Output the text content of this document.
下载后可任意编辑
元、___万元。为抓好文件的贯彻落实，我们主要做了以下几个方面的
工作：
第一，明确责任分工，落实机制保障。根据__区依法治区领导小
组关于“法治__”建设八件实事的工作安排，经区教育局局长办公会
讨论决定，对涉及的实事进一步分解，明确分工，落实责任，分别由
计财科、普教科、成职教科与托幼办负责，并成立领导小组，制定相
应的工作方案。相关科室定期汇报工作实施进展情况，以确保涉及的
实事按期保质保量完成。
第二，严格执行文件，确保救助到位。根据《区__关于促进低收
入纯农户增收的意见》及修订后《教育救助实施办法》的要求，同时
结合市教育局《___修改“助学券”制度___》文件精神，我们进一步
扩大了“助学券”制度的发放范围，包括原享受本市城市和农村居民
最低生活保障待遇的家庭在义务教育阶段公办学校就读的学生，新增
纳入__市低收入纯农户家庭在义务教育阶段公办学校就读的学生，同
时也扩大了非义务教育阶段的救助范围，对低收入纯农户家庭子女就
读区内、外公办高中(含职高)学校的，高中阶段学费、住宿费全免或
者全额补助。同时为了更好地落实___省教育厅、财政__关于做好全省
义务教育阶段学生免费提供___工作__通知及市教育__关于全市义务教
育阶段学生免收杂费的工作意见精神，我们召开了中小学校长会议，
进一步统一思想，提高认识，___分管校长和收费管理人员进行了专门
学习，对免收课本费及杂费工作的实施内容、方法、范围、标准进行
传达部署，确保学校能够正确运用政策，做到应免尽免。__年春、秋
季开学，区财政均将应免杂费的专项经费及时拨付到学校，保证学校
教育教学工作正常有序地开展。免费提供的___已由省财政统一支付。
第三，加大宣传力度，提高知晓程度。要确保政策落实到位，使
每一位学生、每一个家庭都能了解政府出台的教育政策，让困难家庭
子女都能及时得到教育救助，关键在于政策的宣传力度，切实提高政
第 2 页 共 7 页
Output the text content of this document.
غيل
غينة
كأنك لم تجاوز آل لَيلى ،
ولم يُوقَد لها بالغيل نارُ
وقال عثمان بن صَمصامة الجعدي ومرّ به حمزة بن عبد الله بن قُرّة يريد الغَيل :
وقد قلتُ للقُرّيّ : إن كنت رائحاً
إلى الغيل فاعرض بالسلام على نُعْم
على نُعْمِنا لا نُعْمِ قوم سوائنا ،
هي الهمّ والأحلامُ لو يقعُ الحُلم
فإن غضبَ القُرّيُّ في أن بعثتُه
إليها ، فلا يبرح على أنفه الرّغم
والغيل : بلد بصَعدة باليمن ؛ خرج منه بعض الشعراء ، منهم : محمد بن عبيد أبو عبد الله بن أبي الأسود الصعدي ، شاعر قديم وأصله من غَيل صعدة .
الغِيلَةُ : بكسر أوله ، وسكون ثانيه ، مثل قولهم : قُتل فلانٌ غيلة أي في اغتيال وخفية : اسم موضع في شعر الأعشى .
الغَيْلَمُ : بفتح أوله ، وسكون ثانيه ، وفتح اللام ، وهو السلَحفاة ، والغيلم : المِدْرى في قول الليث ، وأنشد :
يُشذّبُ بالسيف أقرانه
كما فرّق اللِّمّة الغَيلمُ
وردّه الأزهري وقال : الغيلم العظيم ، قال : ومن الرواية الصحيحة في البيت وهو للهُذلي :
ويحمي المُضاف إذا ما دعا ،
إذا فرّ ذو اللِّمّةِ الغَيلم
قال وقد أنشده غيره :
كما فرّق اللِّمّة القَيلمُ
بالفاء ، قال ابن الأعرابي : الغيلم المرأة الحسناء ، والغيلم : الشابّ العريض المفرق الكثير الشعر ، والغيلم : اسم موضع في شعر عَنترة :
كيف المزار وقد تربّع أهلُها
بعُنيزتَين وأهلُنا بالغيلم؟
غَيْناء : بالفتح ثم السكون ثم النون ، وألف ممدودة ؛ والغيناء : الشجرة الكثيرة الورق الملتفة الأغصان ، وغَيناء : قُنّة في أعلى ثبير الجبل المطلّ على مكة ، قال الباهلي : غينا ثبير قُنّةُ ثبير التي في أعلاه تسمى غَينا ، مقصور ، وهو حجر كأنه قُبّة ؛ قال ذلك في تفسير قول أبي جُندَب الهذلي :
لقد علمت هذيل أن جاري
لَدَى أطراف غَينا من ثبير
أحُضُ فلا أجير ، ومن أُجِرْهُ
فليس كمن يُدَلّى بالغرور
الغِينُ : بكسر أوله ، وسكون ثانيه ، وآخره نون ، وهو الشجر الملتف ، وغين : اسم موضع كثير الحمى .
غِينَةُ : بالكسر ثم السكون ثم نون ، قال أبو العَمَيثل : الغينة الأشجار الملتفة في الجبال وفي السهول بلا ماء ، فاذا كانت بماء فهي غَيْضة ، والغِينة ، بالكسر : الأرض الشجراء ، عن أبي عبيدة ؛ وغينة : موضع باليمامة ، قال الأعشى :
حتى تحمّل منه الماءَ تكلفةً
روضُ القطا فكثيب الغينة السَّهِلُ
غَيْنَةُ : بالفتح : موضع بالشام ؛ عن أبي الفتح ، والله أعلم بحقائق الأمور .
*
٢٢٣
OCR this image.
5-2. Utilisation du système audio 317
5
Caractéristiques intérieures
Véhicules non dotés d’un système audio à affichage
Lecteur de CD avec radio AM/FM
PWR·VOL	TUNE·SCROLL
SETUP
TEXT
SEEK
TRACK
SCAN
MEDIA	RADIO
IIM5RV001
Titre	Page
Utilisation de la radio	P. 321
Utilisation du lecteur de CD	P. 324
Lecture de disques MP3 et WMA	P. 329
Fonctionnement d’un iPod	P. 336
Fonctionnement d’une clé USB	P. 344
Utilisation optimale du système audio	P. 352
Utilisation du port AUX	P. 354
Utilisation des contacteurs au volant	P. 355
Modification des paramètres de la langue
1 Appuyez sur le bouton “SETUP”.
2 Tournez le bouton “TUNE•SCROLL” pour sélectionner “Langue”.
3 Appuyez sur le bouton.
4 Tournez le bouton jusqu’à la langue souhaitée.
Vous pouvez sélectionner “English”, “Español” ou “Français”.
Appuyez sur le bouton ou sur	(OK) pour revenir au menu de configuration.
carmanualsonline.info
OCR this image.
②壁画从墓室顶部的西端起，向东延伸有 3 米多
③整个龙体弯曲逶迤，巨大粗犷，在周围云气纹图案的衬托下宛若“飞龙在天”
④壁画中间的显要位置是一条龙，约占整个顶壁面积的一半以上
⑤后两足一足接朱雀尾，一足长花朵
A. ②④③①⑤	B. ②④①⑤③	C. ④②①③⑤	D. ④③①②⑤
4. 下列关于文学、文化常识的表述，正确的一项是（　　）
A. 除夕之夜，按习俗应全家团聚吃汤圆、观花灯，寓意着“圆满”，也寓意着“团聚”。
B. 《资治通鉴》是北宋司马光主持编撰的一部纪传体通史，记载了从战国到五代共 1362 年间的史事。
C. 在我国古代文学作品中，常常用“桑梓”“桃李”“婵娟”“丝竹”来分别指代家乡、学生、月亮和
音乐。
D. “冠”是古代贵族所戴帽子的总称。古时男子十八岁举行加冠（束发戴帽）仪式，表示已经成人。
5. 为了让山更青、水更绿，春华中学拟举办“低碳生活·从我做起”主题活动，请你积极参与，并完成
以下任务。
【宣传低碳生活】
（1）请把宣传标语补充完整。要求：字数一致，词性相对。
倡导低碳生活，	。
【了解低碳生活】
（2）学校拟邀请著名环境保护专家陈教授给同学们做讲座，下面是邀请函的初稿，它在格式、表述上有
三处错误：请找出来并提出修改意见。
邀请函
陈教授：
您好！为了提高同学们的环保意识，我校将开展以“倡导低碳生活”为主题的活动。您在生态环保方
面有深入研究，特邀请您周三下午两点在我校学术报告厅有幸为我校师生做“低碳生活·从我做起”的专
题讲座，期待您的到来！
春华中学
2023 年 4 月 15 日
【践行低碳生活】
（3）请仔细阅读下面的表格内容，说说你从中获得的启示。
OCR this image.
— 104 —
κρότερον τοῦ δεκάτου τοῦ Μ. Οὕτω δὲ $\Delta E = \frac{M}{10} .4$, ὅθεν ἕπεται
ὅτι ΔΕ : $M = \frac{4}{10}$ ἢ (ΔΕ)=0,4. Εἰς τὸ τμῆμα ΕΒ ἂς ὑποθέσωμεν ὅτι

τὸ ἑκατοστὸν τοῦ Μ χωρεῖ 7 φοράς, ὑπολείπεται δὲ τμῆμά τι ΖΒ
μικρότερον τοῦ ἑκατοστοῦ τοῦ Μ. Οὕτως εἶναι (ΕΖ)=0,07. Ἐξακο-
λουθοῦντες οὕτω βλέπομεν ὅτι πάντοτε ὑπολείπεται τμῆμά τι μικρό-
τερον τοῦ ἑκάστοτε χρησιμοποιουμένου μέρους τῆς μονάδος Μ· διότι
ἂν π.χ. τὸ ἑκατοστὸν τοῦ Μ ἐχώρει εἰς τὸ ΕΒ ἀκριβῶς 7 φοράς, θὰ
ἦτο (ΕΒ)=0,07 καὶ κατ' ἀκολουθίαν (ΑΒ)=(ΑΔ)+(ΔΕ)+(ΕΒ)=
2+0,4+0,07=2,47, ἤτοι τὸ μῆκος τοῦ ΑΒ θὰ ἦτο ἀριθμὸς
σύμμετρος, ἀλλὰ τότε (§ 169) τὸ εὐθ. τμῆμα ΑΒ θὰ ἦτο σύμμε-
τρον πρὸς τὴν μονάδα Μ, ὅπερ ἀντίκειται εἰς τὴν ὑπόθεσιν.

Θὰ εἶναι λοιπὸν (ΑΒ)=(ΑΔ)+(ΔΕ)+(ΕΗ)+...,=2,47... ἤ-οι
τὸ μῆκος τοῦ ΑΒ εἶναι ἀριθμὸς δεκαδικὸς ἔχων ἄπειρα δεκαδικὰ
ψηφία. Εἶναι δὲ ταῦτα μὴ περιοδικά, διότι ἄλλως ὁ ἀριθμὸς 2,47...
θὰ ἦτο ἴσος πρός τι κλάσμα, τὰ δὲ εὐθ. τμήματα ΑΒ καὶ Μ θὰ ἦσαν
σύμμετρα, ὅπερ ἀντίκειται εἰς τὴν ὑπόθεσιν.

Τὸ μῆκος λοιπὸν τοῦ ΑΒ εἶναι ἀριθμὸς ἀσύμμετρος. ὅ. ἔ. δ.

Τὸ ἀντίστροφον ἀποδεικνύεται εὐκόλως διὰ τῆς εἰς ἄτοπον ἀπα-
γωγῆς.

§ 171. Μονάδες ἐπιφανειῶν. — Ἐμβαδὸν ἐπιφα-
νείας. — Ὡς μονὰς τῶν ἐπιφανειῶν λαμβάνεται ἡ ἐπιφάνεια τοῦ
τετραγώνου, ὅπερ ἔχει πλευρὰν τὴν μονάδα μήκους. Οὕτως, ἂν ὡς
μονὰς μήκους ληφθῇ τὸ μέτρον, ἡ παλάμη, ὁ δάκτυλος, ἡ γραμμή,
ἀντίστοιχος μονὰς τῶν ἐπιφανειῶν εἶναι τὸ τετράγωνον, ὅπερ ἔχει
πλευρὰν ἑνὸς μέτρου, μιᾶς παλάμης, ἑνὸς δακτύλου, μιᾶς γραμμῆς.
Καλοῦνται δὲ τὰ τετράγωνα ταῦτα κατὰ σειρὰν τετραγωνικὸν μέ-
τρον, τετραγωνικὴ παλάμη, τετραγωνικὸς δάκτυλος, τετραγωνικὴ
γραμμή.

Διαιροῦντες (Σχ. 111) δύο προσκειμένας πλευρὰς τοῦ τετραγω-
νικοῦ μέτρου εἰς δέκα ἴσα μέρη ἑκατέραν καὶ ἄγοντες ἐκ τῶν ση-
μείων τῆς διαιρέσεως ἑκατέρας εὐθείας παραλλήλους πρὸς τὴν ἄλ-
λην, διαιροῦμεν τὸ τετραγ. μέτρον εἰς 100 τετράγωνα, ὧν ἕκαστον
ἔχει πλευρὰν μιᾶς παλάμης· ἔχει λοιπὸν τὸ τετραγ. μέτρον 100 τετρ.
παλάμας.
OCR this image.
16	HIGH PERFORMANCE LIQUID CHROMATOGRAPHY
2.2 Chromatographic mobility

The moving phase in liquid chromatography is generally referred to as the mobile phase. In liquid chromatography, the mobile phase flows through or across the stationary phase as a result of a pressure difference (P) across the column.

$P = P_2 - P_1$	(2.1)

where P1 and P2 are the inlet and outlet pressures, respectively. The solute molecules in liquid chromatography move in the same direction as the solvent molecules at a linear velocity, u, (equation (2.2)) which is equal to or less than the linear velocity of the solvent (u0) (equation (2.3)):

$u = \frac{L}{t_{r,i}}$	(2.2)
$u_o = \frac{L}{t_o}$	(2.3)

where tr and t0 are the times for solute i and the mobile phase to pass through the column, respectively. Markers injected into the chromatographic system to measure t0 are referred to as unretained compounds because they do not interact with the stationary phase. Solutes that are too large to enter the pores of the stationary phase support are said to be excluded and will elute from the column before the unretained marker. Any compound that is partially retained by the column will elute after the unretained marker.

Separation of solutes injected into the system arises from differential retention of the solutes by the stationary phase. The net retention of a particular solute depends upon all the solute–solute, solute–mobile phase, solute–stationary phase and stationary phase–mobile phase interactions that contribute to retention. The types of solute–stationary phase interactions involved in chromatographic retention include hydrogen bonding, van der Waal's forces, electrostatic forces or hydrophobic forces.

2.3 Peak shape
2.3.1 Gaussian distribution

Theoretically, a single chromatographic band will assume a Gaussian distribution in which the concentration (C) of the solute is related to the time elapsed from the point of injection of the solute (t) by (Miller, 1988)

### [Task brief]
Using the listing above, locate the lines that hold "μῆκος" and copy each one.

### [Written answer]
2+0,4+0,07=2,47, ἤτοι τὸ μῆκος τοῦ ΑΒ θὰ ἦτο ἀριθμὸς
τὸ μῆκος τοῦ ΑΒ εἶναι ἀριθμὸς δεκαδικὸς ἔχων ἄπειρα δεκαδικὰ
Τὸ μῆκος λοιπὸν τοῦ ΑΒ εἶναι ἀριθμὸς ἀσύμμετρος. ὅ. ἔ. δ.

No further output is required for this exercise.